Collection entries
***

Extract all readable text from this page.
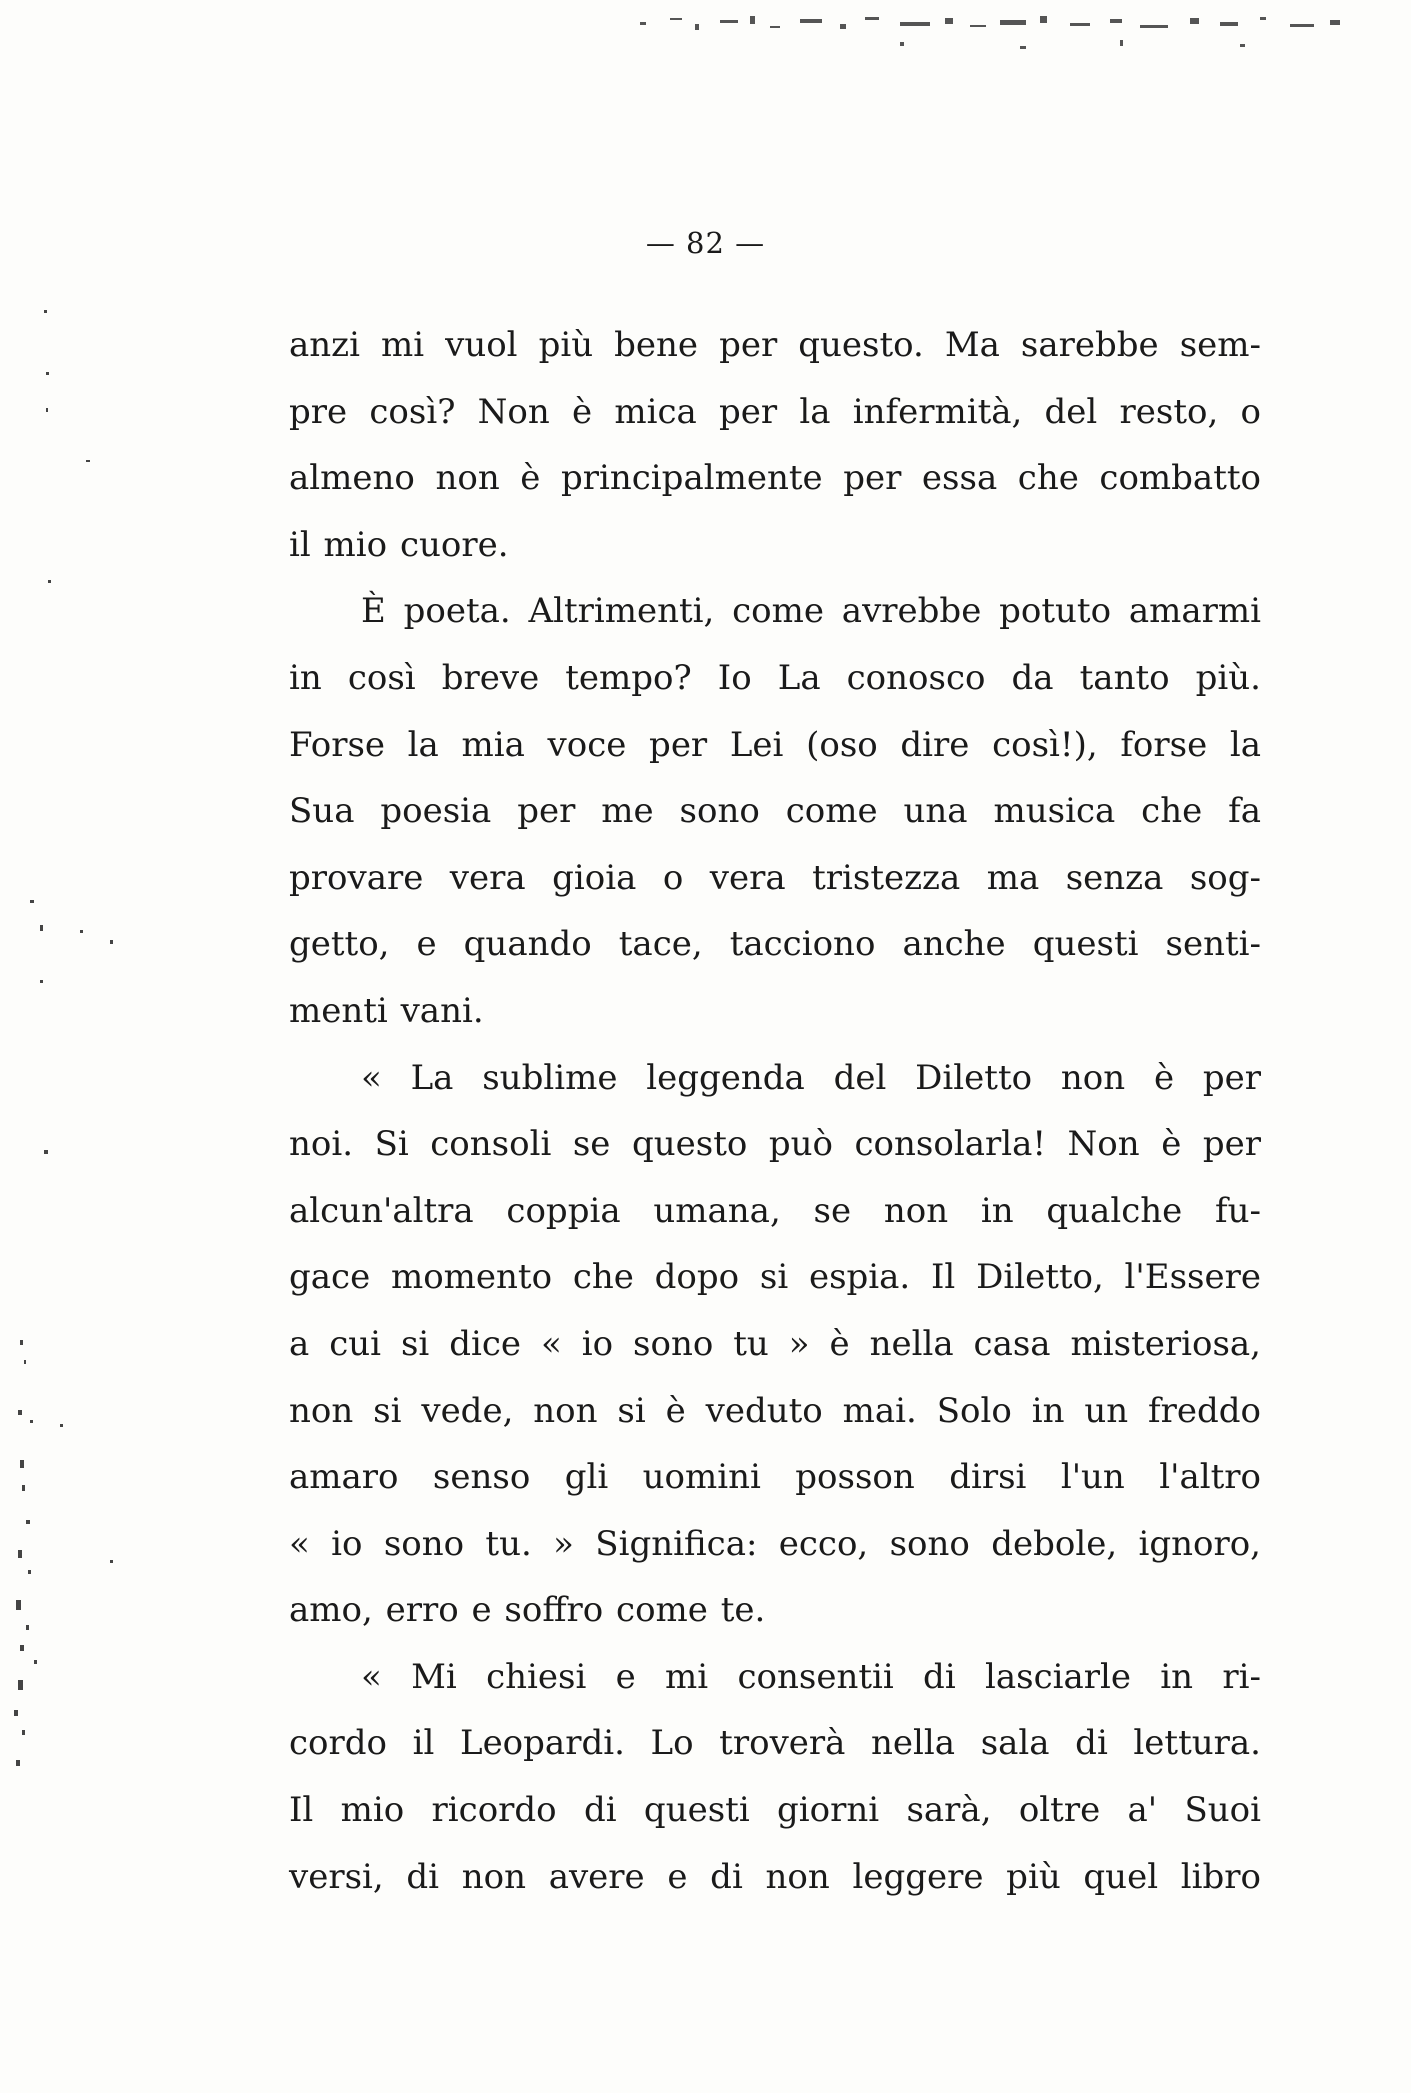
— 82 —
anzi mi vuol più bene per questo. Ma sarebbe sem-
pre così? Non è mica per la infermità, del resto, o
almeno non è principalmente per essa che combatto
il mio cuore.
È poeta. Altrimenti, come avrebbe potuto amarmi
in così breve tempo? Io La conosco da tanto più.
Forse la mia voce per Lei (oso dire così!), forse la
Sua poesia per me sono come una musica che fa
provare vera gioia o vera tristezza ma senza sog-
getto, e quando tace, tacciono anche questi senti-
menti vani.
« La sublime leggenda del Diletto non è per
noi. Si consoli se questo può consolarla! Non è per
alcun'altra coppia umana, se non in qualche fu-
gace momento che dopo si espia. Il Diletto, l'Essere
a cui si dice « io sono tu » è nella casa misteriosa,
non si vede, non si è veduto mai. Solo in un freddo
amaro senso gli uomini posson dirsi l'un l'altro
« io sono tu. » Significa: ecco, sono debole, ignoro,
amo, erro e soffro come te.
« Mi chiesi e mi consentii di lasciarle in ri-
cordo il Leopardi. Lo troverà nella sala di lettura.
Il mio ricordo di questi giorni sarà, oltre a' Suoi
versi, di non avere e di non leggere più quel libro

***

| Aim of the task |
Find and copy each line above that includes the string "Diletto".

| Response to the task |
« La sublime leggenda del Diletto non è per
gace momento che dopo si espia. Il Diletto, l'Essere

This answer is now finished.